What is the formula to get sum of series
$$1+(1+x)+(1+x)^2+.... +(1+x)^n,$$
where $n$ is Integer and $x$ is Rational
What is the formula to get sum of series
$$1+(1+x)+(1+x)^2+.... +(1+x)^n,$$
where $n$ is Integer and $x$ is Rational
HINT $\ $ It's a geometric series
It's a geometric series with common ration $(1+x)$. The sum for a geometric series is given by $$ S = a \frac{ r^{n}-1}{r-1}$$ where $a$ is the first term and $r$ is the common ratio.
Simplified after the comment below by Yuval Filmus.

Provided data
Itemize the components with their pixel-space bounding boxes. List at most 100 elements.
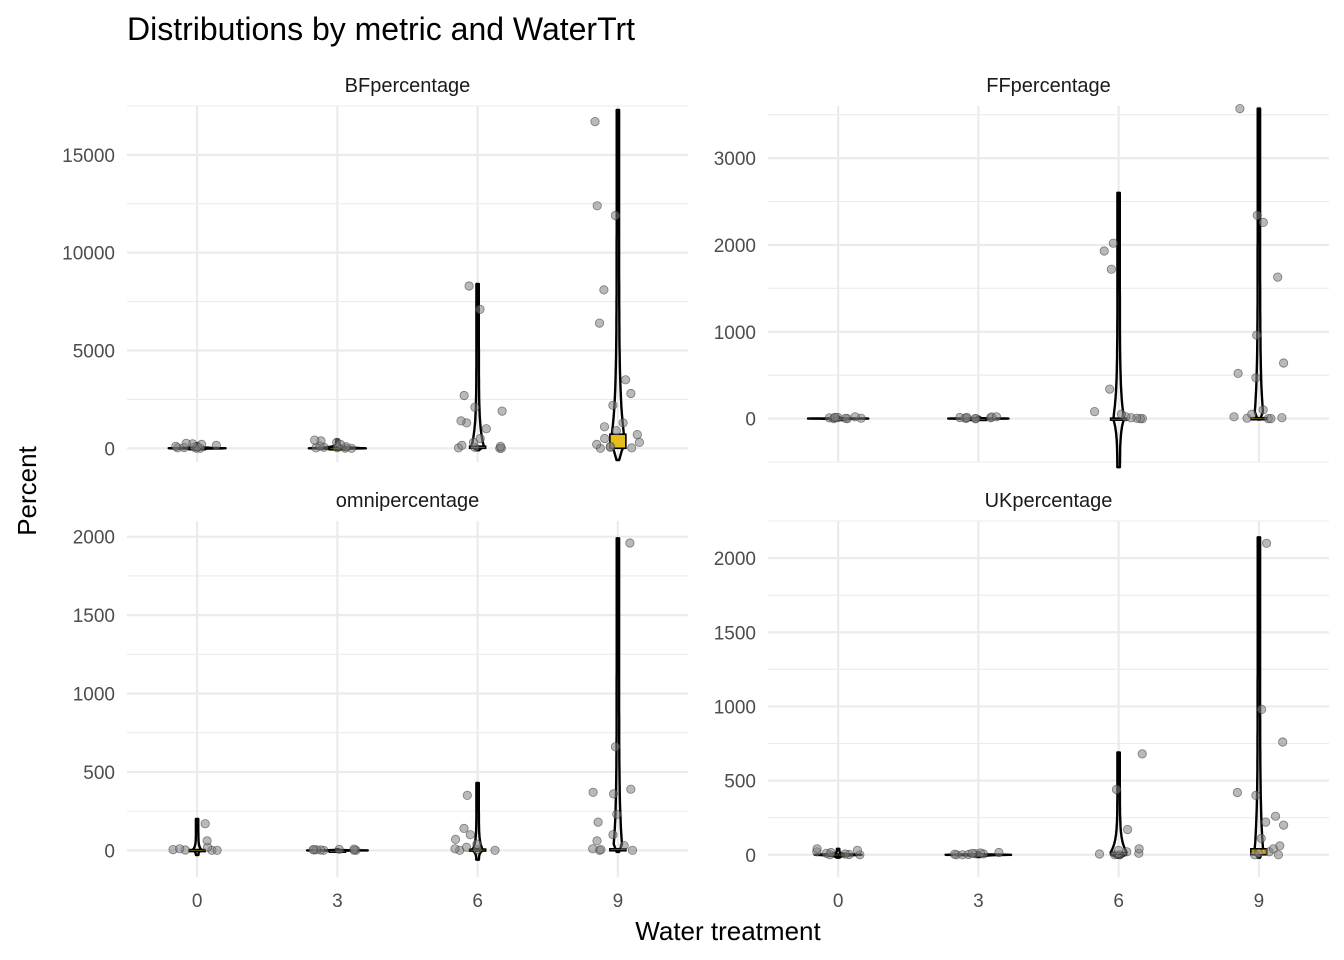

Work instructions
Answer these about the series thread:
(a) What kind of number is $x$ stated to be?
(b) What common ratio does the thread give for the series?
(c) Whose comment led to the answer being simplified?
Draw only on the series thread, not on the data.

Result
(a) Rational
(b) $(1+x)$
(c) Yuval Filmus